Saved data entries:
+ + + +

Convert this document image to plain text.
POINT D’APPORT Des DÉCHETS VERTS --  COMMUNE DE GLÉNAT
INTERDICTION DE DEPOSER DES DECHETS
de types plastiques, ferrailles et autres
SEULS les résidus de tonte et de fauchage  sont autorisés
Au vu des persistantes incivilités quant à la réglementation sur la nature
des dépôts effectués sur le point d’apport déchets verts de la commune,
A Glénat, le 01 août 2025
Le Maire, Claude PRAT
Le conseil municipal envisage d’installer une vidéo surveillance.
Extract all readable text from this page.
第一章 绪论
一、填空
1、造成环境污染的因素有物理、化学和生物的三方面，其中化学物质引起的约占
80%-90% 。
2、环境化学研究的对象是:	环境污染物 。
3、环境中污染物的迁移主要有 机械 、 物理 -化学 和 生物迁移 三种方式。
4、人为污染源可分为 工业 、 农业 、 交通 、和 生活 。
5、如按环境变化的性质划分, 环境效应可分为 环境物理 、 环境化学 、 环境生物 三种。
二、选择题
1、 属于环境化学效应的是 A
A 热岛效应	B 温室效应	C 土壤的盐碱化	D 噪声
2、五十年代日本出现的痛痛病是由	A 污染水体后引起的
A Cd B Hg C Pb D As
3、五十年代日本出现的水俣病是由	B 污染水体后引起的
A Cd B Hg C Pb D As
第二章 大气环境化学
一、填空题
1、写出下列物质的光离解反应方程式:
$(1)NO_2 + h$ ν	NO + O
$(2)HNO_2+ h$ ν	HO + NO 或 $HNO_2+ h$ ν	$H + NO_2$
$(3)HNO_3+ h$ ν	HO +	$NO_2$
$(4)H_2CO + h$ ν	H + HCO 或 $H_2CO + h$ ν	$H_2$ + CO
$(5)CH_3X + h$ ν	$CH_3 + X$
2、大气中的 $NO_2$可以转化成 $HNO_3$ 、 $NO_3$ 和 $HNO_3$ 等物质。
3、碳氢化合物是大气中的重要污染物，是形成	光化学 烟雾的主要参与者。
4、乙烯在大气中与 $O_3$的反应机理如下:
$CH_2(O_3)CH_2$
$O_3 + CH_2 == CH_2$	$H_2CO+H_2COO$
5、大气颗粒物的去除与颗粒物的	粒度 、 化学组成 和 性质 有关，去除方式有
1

+ + + +

Work instructions: Find the line containing "Extract all readable text from this page.". Reproduce it exactly, along with every line after it through the last.

The solution:
Extract all readable text from this page.
第一章 绪论
一、填空
1、造成环境污染的因素有物理、化学和生物的三方面，其中化学物质引起的约占
80%-90% 。
2、环境化学研究的对象是:	环境污染物 。
3、环境中污染物的迁移主要有 机械 、 物理 -化学 和 生物迁移 三种方式。
4、人为污染源可分为 工业 、 农业 、 交通 、和 生活 。
5、如按环境变化的性质划分, 环境效应可分为 环境物理 、 环境化学 、 环境生物 三种。
二、选择题
1、 属于环境化学效应的是 A
A 热岛效应	B 温室效应	C 土壤的盐碱化	D 噪声
2、五十年代日本出现的痛痛病是由	A 污染水体后引起的
A Cd B Hg C Pb D As
3、五十年代日本出现的水俣病是由	B 污染水体后引起的
A Cd B Hg C Pb D As
第二章 大气环境化学
一、填空题
1、写出下列物质的光离解反应方程式:
$(1)NO_2 + h$ ν	NO + O
$(2)HNO_2+ h$ ν	HO + NO 或 $HNO_2+ h$ ν	$H + NO_2$
$(3)HNO_3+ h$ ν	HO +	$NO_2$
$(4)H_2CO + h$ ν	H + HCO 或 $H_2CO + h$ ν	$H_2$ + CO
$(5)CH_3X + h$ ν	$CH_3 + X$
2、大气中的 $NO_2$可以转化成 $HNO_3$ 、 $NO_3$ 和 $HNO_3$ 等物质。
3、碳氢化合物是大气中的重要污染物，是形成	光化学 烟雾的主要参与者。
4、乙烯在大气中与 $O_3$的反应机理如下:
$CH_2(O_3)CH_2$
$O_3 + CH_2 == CH_2$	$H_2CO+H_2COO$
5、大气颗粒物的去除与颗粒物的	粒度 、 化学组成 和 性质 有关，去除方式有
1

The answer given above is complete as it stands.